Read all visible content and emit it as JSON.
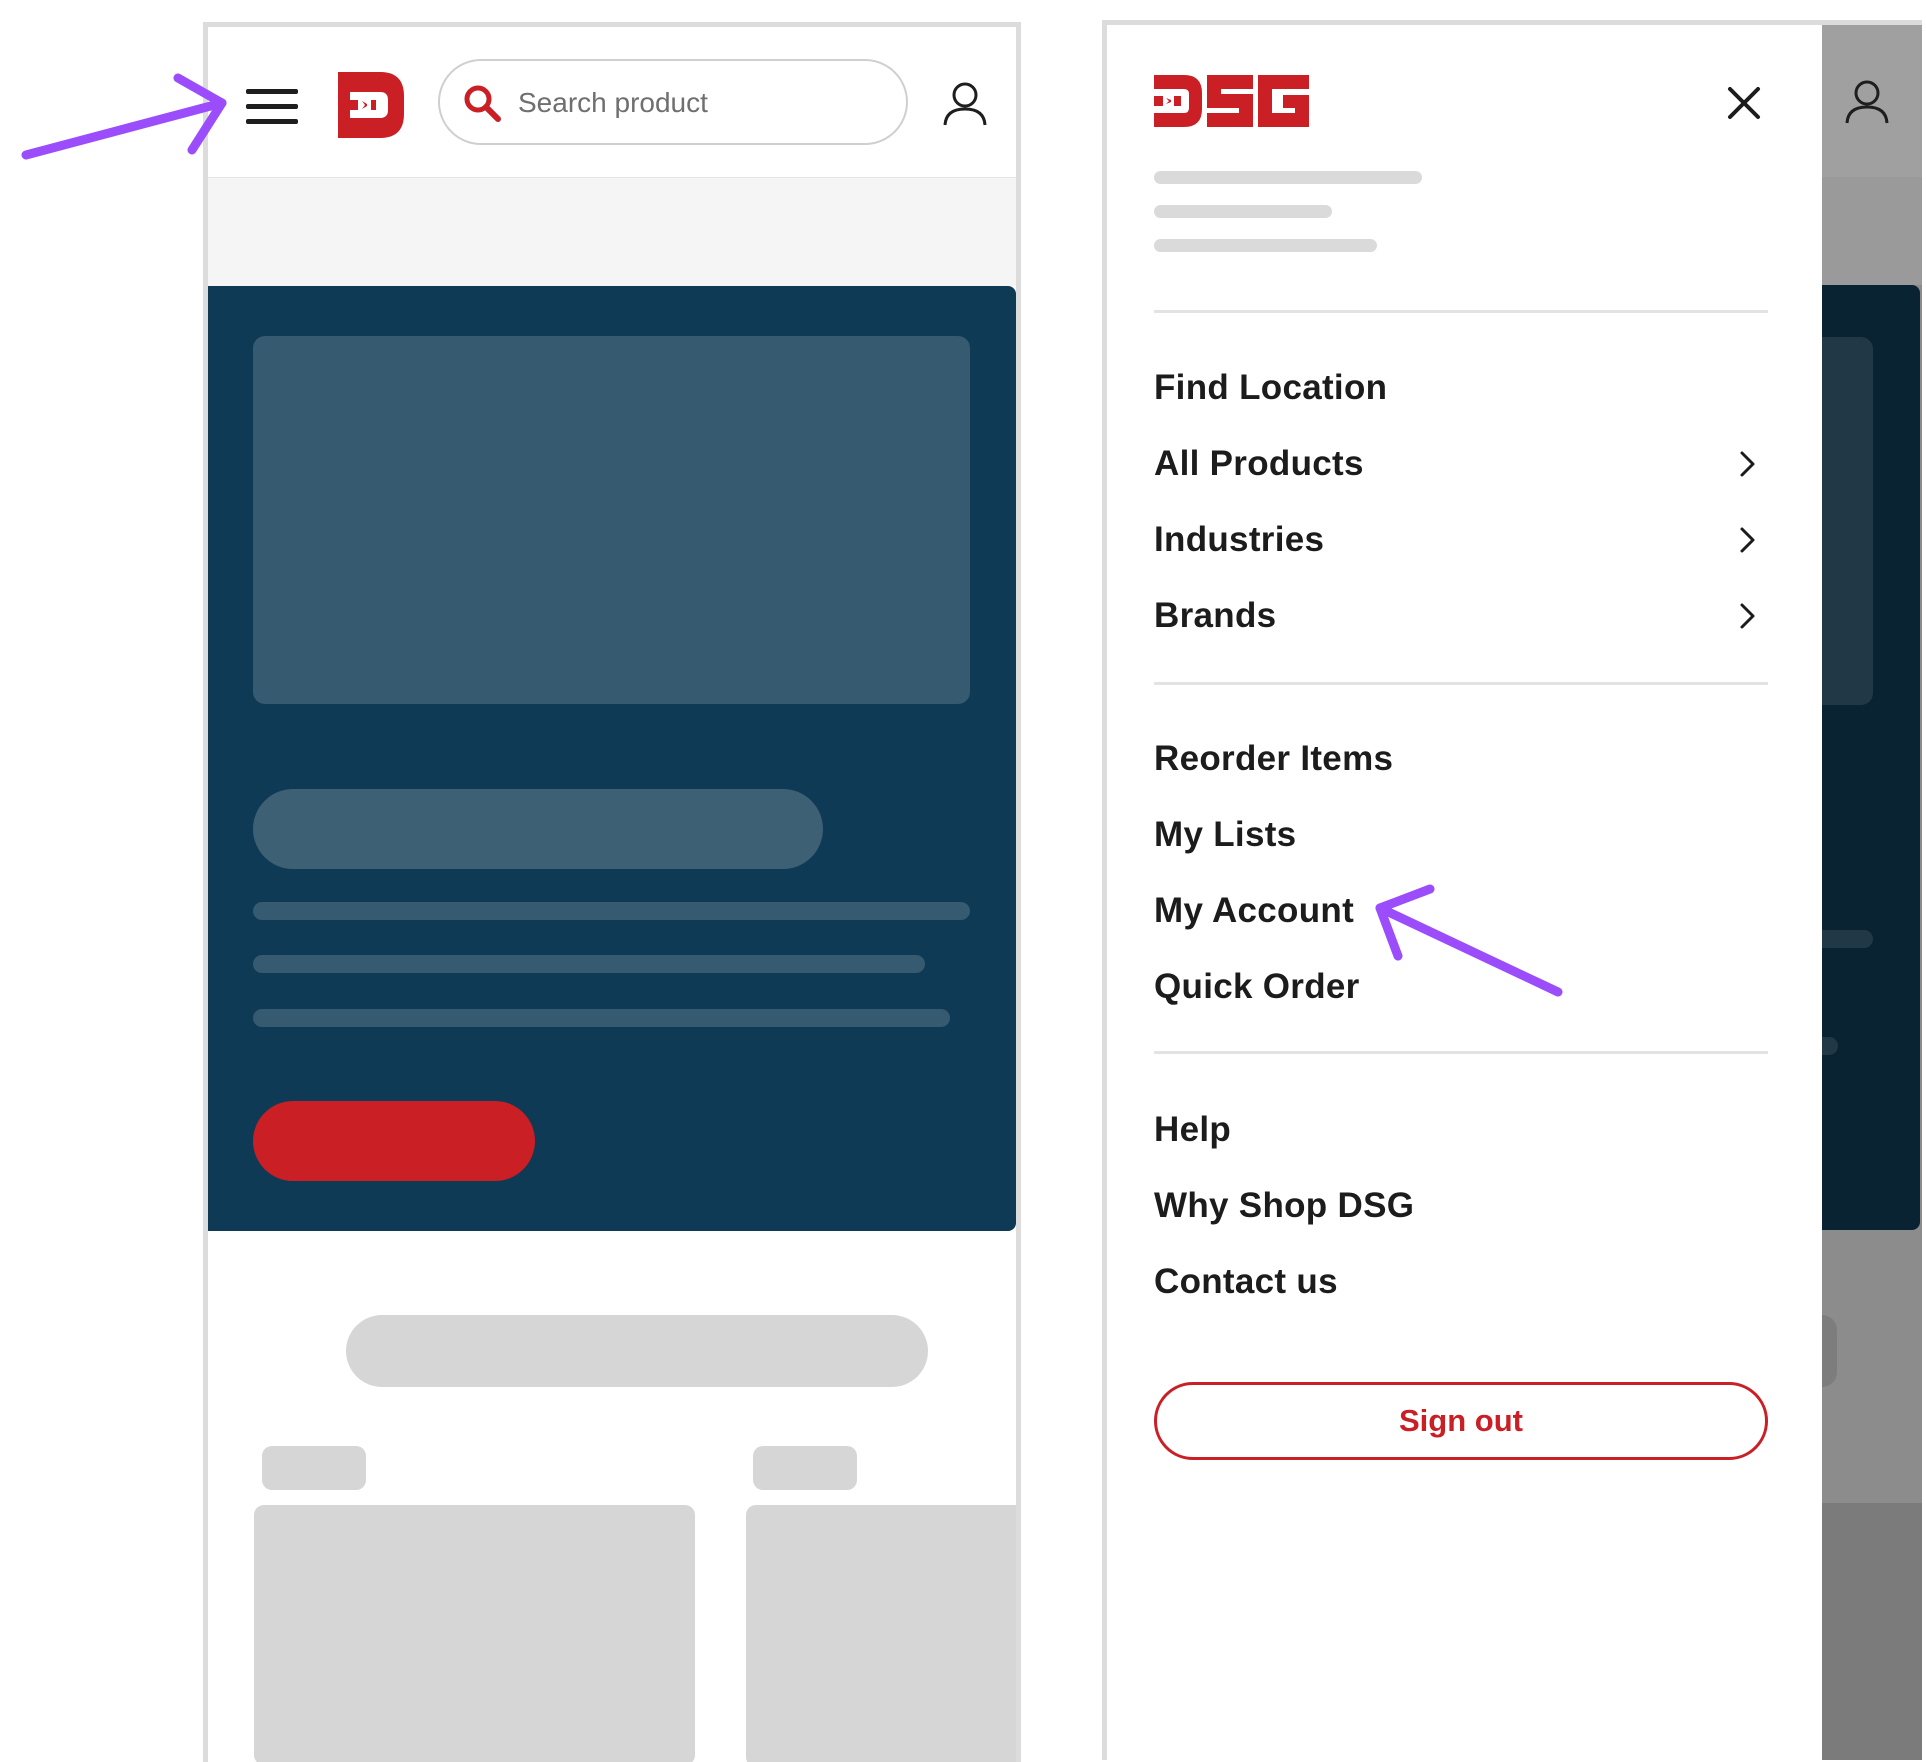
{
  "colors": {
    "brand_red": "#c91f25",
    "hero_navy": "#0f3a56",
    "annotation_purple": "#9b4dfb",
    "skeleton_gray": "#d6d6d6"
  },
  "left_screen": {
    "header": {
      "menu_icon": "hamburger-icon",
      "logo_icon": "dsg-d-logo-icon",
      "search": {
        "placeholder": "Search product",
        "value": "",
        "icon": "search-icon"
      },
      "account_icon": "user-icon"
    }
  },
  "right_screen": {
    "drawer": {
      "logo_icon": "dsg-wordmark-logo-icon",
      "close_icon": "close-icon",
      "primary_nav": [
        {
          "label": "Find Location",
          "has_submenu": false
        },
        {
          "label": "All Products",
          "has_submenu": true
        },
        {
          "label": "Industries",
          "has_submenu": true
        },
        {
          "label": "Brands",
          "has_submenu": true
        }
      ],
      "account_nav": [
        {
          "label": "Reorder Items"
        },
        {
          "label": "My Lists"
        },
        {
          "label": "My Account"
        },
        {
          "label": "Quick Order"
        }
      ],
      "support_nav": [
        {
          "label": "Help"
        },
        {
          "label": "Why Shop DSG"
        },
        {
          "label": "Contact us"
        }
      ],
      "signout_label": "Sign out"
    },
    "background_account_icon": "user-icon"
  },
  "annotations": [
    {
      "name": "arrow-to-hamburger",
      "icon": "arrow-icon"
    },
    {
      "name": "arrow-to-my-account",
      "icon": "arrow-icon"
    }
  ]
}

________________

Request: Copy each line from the records above that includes the string "name".

Exercise response:
      "name": "arrow-to-hamburger",
      "name": "arrow-to-my-account",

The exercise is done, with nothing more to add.